■ **Directive**
Extract all lines that hold "folder" from the records below.

****************************************

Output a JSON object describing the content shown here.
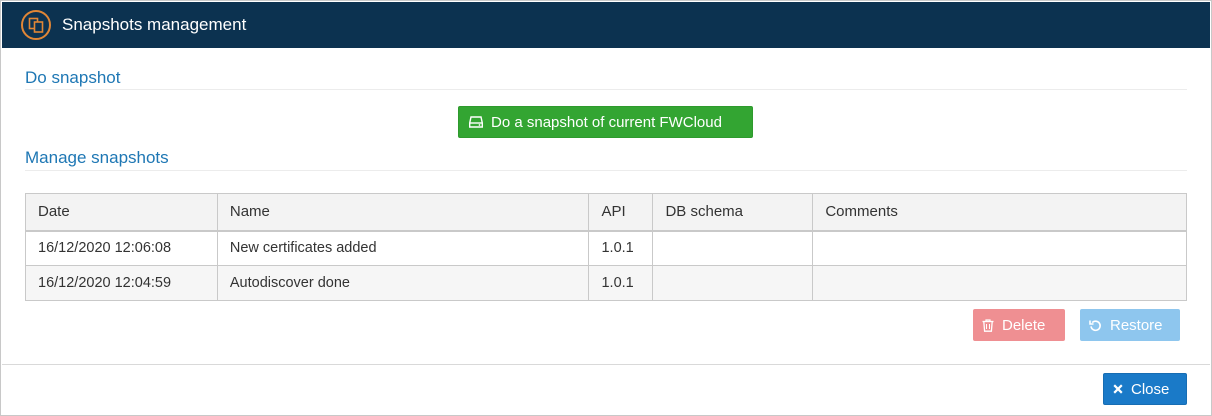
{
  "dialog": {
    "title": "Snapshots management",
    "title_icon": "copy-icon",
    "accent_color": "#e08636",
    "header_color": "#0c3250"
  },
  "do_snapshot": {
    "heading": "Do snapshot",
    "button_label": "Do a snapshot of current FWCloud",
    "button_icon": "hdd-icon",
    "button_color": "#33a532"
  },
  "manage": {
    "heading": "Manage snapshots",
    "columns": [
      "Date",
      "Name",
      "API",
      "DB schema",
      "Comments"
    ],
    "rows": [
      {
        "date": "16/12/2020 12:06:08",
        "name": "New certificates added",
        "api": "1.0.1",
        "db_schema": "",
        "comments": ""
      },
      {
        "date": "16/12/2020 12:04:59",
        "name": "Autodiscover done",
        "api": "1.0.1",
        "db_schema": "",
        "comments": ""
      }
    ],
    "delete_label": "Delete",
    "delete_icon": "trash-icon",
    "restore_label": "Restore",
    "restore_icon": "undo-icon"
  },
  "footer": {
    "close_label": "Close",
    "close_icon": "times-icon"
  }
}
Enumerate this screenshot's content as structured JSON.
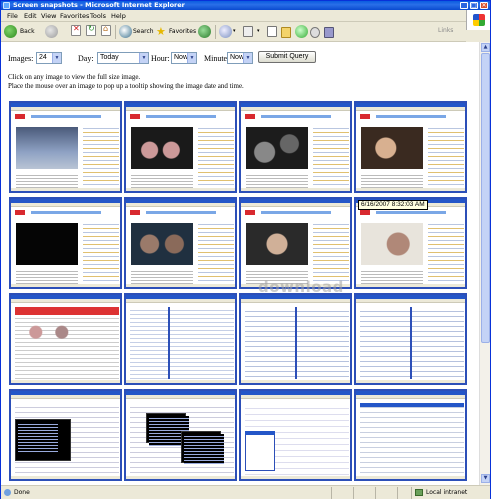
{
  "window": {
    "title": "Screen snapshots - Microsoft Internet Explorer"
  },
  "menu": [
    "File",
    "Edit",
    "View",
    "Favorites",
    "Tools",
    "Help"
  ],
  "toolbar": {
    "back_label": "Back",
    "search_label": "Search",
    "favorites_label": "Favorites",
    "links_label": "Links"
  },
  "form": {
    "images_label": "Images:",
    "images_value": "24",
    "day_label": "Day:",
    "day_value": "Today",
    "hour_label": "Hour:",
    "hour_value": "Now",
    "minute_label": "Minute:",
    "minute_value": "Now",
    "submit_label": "Submit Query"
  },
  "help": {
    "line1": "Click on any image to view the full size image.",
    "line2": "Place the mouse over an image to pop up a tooltip showing the image date and time."
  },
  "tooltip": "6/16/2007 8:32:03 AM",
  "watermark": "download",
  "status": {
    "left": "Done",
    "zone": "Local intranet"
  },
  "colors": {
    "title_bar": "#0a5ce0",
    "thumbnail_border": "#2c4fb8",
    "tooltip_bg": "#ffffe1"
  }
}
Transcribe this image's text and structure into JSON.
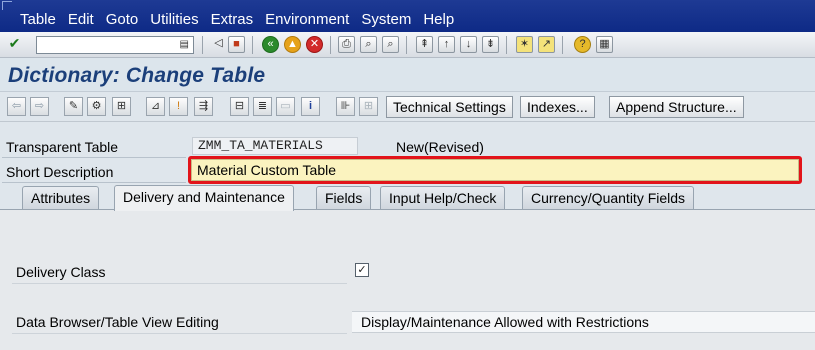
{
  "menu": [
    "Table",
    "Edit",
    "Goto",
    "Utilities",
    "Extras",
    "Environment",
    "System",
    "Help"
  ],
  "command_field": {
    "value": "",
    "placeholder": ""
  },
  "screen_title": "Dictionary: Change Table",
  "app_toolbar": {
    "technical_settings": "Technical Settings",
    "indexes": "Indexes...",
    "append_structure": "Append Structure..."
  },
  "header": {
    "table_type_label": "Transparent Table",
    "table_name": "ZMM_TA_MATERIALS",
    "status": "New(Revised)",
    "short_desc_label": "Short Description",
    "short_desc_value": "Material Custom Table"
  },
  "tabs": [
    "Attributes",
    "Delivery and Maintenance",
    "Fields",
    "Input Help/Check",
    "Currency/Quantity Fields"
  ],
  "active_tab": "Delivery and Maintenance",
  "panel": {
    "delivery_class_label": "Delivery Class",
    "delivery_class_checked": true,
    "data_browser_label": "Data Browser/Table View Editing",
    "data_browser_value": "Display/Maintenance Allowed with Restrictions"
  },
  "colors": {
    "menu_bg": "#0e2a86",
    "title": "#1b3f7a",
    "highlight": "#e2141a",
    "field_bg": "#fbf3bf"
  }
}
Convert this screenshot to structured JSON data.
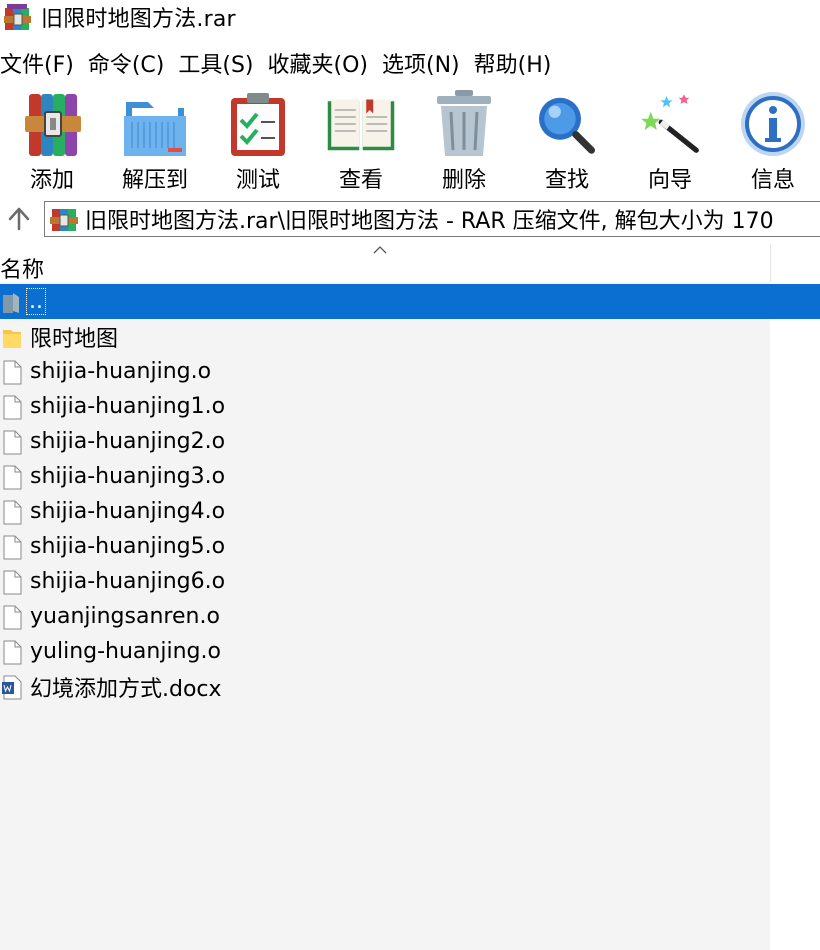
{
  "window": {
    "title": "旧限时地图方法.rar"
  },
  "menu": [
    "文件(F)",
    "命令(C)",
    "工具(S)",
    "收藏夹(O)",
    "选项(N)",
    "帮助(H)"
  ],
  "toolbar": [
    {
      "label": "添加",
      "icon": "add-archive-icon"
    },
    {
      "label": "解压到",
      "icon": "extract-folder-icon"
    },
    {
      "label": "测试",
      "icon": "test-clipboard-icon"
    },
    {
      "label": "查看",
      "icon": "view-book-icon"
    },
    {
      "label": "删除",
      "icon": "delete-trash-icon"
    },
    {
      "label": "查找",
      "icon": "find-magnifier-icon"
    },
    {
      "label": "向导",
      "icon": "wizard-wand-icon"
    },
    {
      "label": "信息",
      "icon": "info-icon"
    }
  ],
  "address": {
    "path": "旧限时地图方法.rar\\旧限时地图方法 - RAR 压缩文件, 解包大小为 170"
  },
  "list": {
    "column_name": "名称",
    "rows": [
      {
        "name": "..",
        "icon": "parent-folder-icon",
        "selected": true
      },
      {
        "name": "限时地图",
        "icon": "folder-icon"
      },
      {
        "name": "shijia-huanjing.o",
        "icon": "file-icon"
      },
      {
        "name": "shijia-huanjing1.o",
        "icon": "file-icon"
      },
      {
        "name": "shijia-huanjing2.o",
        "icon": "file-icon"
      },
      {
        "name": "shijia-huanjing3.o",
        "icon": "file-icon"
      },
      {
        "name": "shijia-huanjing4.o",
        "icon": "file-icon"
      },
      {
        "name": "shijia-huanjing5.o",
        "icon": "file-icon"
      },
      {
        "name": "shijia-huanjing6.o",
        "icon": "file-icon"
      },
      {
        "name": "yuanjingsanren.o",
        "icon": "file-icon"
      },
      {
        "name": "yuling-huanjing.o",
        "icon": "file-icon"
      },
      {
        "name": "幻境添加方式.docx",
        "icon": "word-document-icon"
      }
    ]
  },
  "colors": {
    "selection": "#0a6fd0",
    "list_background": "#f4f4f4"
  }
}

****************************************

■ **Solution to this exercise**
      "icon": "extract-folder-icon"
        "icon": "parent-folder-icon",
        "icon": "folder-icon"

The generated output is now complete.